- _Required actions_:
(1) Reproduce the records word for word, everything from their first line down to the line containing "music-note-icon [674, 26, 688, 44]", with both of those lines included.
(2) Continue the lens-comparison thread, beginning after its last sentence.

- _Page text_:

* Start *

# Video Comparison of Tamron 15-30VC, Samyang 14mm, Tamron 24-70VC IQ



## TWI by Dustin Abbott (Feb 15, 2015)

Hi everyone, I did a controlled series yesterday where I took a ton of shots at all major apertures (f/2.8-f/11) on three lenses (ones that I had on hand): the new Tamron SP 15-30 VC, the Samyang/Rokinon 14mm f/2.8, and Tamron's own 24-70 VC. I have also recently reviewed both the Canon 16-35 f/4L and the Zeiss 15mm f/2.8, so those lenses are also fresh in mind, but I didn't have a copy on hand for a direct comparison here. 

I think you will find the results interesting.

http://bit.ly/1Aac03H

P.S. Can anyone tell me how to directly embed YouTube video here?


----------



## TWI by Dustin Abbott (Feb 15, 2015)

Here's a three image panorama that I took while doing this resolution test. The original is pretty amazing.



Amazing - Tamron 15-30 VC by Thousand Word Images by Dustin Abbott, on Flickr


----------



## TWI by Dustin Abbott (Feb 15, 2015)

Here's a couple of other images that I've shared from the lens so far - I've managed to a get number of great shots despite weather that has been pretty brutal over the brief time I get to have the lens.



Pristine - Tamron 15-30 VC by Thousand Word Images by Dustin Abbott, on Flickr


----------



## TWI by Dustin Abbott (Feb 15, 2015)

This one shows off how nice the bokeh rendering is if you get close to your subject. It's surprisingly good.

* End *

- _Stored records_:
* Start *

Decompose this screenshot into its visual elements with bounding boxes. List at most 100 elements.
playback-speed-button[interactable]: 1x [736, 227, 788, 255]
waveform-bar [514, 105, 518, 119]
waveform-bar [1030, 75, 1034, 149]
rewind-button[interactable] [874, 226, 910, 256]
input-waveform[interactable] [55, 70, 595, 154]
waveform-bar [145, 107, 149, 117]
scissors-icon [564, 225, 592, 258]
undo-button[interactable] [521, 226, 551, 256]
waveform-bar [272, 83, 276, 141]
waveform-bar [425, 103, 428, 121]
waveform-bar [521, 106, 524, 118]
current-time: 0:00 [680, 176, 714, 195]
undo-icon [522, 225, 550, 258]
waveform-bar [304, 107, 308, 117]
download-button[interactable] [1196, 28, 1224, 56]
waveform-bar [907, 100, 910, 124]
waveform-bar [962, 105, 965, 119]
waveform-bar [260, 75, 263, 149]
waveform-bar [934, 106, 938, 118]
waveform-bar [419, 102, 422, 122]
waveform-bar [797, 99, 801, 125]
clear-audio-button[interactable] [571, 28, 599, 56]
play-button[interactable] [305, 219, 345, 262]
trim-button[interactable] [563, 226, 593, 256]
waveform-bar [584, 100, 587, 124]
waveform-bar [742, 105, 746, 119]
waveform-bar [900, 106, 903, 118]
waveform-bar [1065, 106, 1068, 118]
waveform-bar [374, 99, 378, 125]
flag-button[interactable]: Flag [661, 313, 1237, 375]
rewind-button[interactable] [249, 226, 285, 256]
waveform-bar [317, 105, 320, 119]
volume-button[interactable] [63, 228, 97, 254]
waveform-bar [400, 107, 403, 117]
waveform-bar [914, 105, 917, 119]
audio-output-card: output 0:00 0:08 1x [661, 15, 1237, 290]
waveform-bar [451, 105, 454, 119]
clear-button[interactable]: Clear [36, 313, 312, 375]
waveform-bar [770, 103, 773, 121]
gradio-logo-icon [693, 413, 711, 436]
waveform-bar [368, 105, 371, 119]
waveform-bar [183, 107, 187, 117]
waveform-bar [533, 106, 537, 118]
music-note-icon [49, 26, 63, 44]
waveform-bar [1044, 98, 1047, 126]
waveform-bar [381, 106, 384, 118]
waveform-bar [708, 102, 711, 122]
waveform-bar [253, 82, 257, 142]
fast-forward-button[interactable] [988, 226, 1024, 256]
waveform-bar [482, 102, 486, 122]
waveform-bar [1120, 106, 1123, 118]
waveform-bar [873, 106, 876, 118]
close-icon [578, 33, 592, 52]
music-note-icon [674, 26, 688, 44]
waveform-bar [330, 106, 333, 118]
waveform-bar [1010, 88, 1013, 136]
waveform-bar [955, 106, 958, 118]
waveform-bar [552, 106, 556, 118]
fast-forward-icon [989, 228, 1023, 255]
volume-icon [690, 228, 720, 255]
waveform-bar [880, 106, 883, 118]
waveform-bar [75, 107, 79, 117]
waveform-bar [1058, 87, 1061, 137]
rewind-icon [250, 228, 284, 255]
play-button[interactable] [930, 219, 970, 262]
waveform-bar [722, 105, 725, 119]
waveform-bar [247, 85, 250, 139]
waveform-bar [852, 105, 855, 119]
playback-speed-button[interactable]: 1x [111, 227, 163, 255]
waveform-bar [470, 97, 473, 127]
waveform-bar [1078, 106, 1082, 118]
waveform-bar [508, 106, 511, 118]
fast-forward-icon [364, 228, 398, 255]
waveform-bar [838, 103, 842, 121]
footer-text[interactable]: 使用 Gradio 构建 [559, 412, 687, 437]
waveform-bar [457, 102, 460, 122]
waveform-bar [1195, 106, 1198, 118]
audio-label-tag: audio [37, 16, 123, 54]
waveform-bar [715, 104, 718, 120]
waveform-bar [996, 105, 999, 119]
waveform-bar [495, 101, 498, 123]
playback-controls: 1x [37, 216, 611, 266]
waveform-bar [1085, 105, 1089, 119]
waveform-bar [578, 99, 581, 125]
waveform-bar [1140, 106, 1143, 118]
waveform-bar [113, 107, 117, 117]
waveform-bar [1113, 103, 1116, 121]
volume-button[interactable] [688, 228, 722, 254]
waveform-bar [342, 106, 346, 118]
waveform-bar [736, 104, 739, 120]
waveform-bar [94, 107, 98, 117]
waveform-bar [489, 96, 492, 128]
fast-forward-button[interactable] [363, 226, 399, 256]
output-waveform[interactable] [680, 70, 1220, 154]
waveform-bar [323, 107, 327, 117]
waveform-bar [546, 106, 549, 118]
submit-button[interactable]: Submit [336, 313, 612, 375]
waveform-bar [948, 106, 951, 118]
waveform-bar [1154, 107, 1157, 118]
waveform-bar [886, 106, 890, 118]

* End *

- _Exercise responses_:
(1)
Decompose this screenshot into its visual elements with bounding boxes. List at most 100 elements.
playback-speed-button[interactable]: 1x [736, 227, 788, 255]
waveform-bar [514, 105, 518, 119]
waveform-bar [1030, 75, 1034, 149]
rewind-button[interactable] [874, 226, 910, 256]
input-waveform[interactable] [55, 70, 595, 154]
waveform-bar [145, 107, 149, 117]
scissors-icon [564, 225, 592, 258]
undo-button[interactable] [521, 226, 551, 256]
waveform-bar [272, 83, 276, 141]
waveform-bar [425, 103, 428, 121]
waveform-bar [521, 106, 524, 118]
current-time: 0:00 [680, 176, 714, 195]
undo-icon [522, 225, 550, 258]
waveform-bar [304, 107, 308, 117]
download-button[interactable] [1196, 28, 1224, 56]
waveform-bar [907, 100, 910, 124]
waveform-bar [962, 105, 965, 119]
waveform-bar [260, 75, 263, 149]
waveform-bar [934, 106, 938, 118]
waveform-bar [419, 102, 422, 122]
waveform-bar [797, 99, 801, 125]
clear-audio-button[interactable] [571, 28, 599, 56]
play-button[interactable] [305, 219, 345, 262]
trim-button[interactable] [563, 226, 593, 256]
waveform-bar [584, 100, 587, 124]
waveform-bar [742, 105, 746, 119]
waveform-bar [900, 106, 903, 118]
waveform-bar [1065, 106, 1068, 118]
waveform-bar [374, 99, 378, 125]
flag-button[interactable]: Flag [661, 313, 1237, 375]
rewind-button[interactable] [249, 226, 285, 256]
waveform-bar [317, 105, 320, 119]
volume-button[interactable] [63, 228, 97, 254]
waveform-bar [400, 107, 403, 117]
waveform-bar [914, 105, 917, 119]
audio-output-card: output 0:00 0:08 1x [661, 15, 1237, 290]
waveform-bar [451, 105, 454, 119]
clear-button[interactable]: Clear [36, 313, 312, 375]
waveform-bar [770, 103, 773, 121]
gradio-logo-icon [693, 413, 711, 436]
waveform-bar [368, 105, 371, 119]
waveform-bar [183, 107, 187, 117]
waveform-bar [533, 106, 537, 118]
music-note-icon [49, 26, 63, 44]
waveform-bar [1044, 98, 1047, 126]
waveform-bar [381, 106, 384, 118]
waveform-bar [708, 102, 711, 122]
waveform-bar [253, 82, 257, 142]
fast-forward-button[interactable] [988, 226, 1024, 256]
waveform-bar [482, 102, 486, 122]
waveform-bar [1120, 106, 1123, 118]
waveform-bar [873, 106, 876, 118]
close-icon [578, 33, 592, 52]
music-note-icon [674, 26, 688, 44]

(2)
Soft and Sharp - Tamron SP 15-30mm f/2.8 VC by Thousand Word Images by Dustin Abbott, on Flickr

This is a huge lens, but l am drawing the conclusion that Tamron essentially did what Zeiss did with the Otus line and told the engineers, "Forget about making it small and light. Just make it awesome." Unlike Zeiss, though, they also said, "Make the price reasonable".


----------



## candyman (Feb 15, 2015)

Very nice comparison video.
I must say that I am just a little bit shocked about the quality difference between the 24-70VC and the 15-30. Makes the 24-70 look poor in IQ. I had it compared with the 24-70II of Canon and the difference between those two was not so big as here between 24-70VC and 15-30VC. I love to see the comparison between the tamron 15-30 and the canon 16-35 f/4 IS


----------



## TWI by Dustin Abbott (Feb 15, 2015)

candyman said:


> Very nice comparison video.
> I must say that I am just a little bit shocked about the quality difference between the 24-70VC and the 15-30. Makes the 24-70 look poor in IQ. I had it compared with the 24-70II of Canon and the difference between those two was not so big as here between 24-70VC and 15-30VC. I love to see the comparison between the tamron 15-30 and the canon 16-35 f/4 IS



Well, my copy of the Tamron has obviously gotten decentered (I've taken it to countries all over the place and I'm sure it's gotten knocked around a bit). I'll send it to my buddies at Tamron here in Canada and get that looked after.

Still, I know the Tamron 24-70 VC to be a very competent lens, so that the fact that this new lens leaves it in the dust bodes very well for it.

I only have the 15-30 VC for another day or so, so a direct comparison like this is out of the question for now. I do plan on purchasing the 15-30 VC for myself, though (although I'm not sure how long it will take for me to get one), and I will have B&H send me a review copy of 16-35L to do a direct comparison with.


----------



## candyman (Feb 15, 2015)

TWI by Dustin Abbott said:


> candyman said:
> 
> 
> > Very nice comparison video.
> ...




Ok. Very kind of you to plan that. Good luck with centering the Tamron. They have good service, at least with my experience.


Thanks again for the review, I enjoyed it.


----------



## TWI by Dustin Abbott (Feb 16, 2015)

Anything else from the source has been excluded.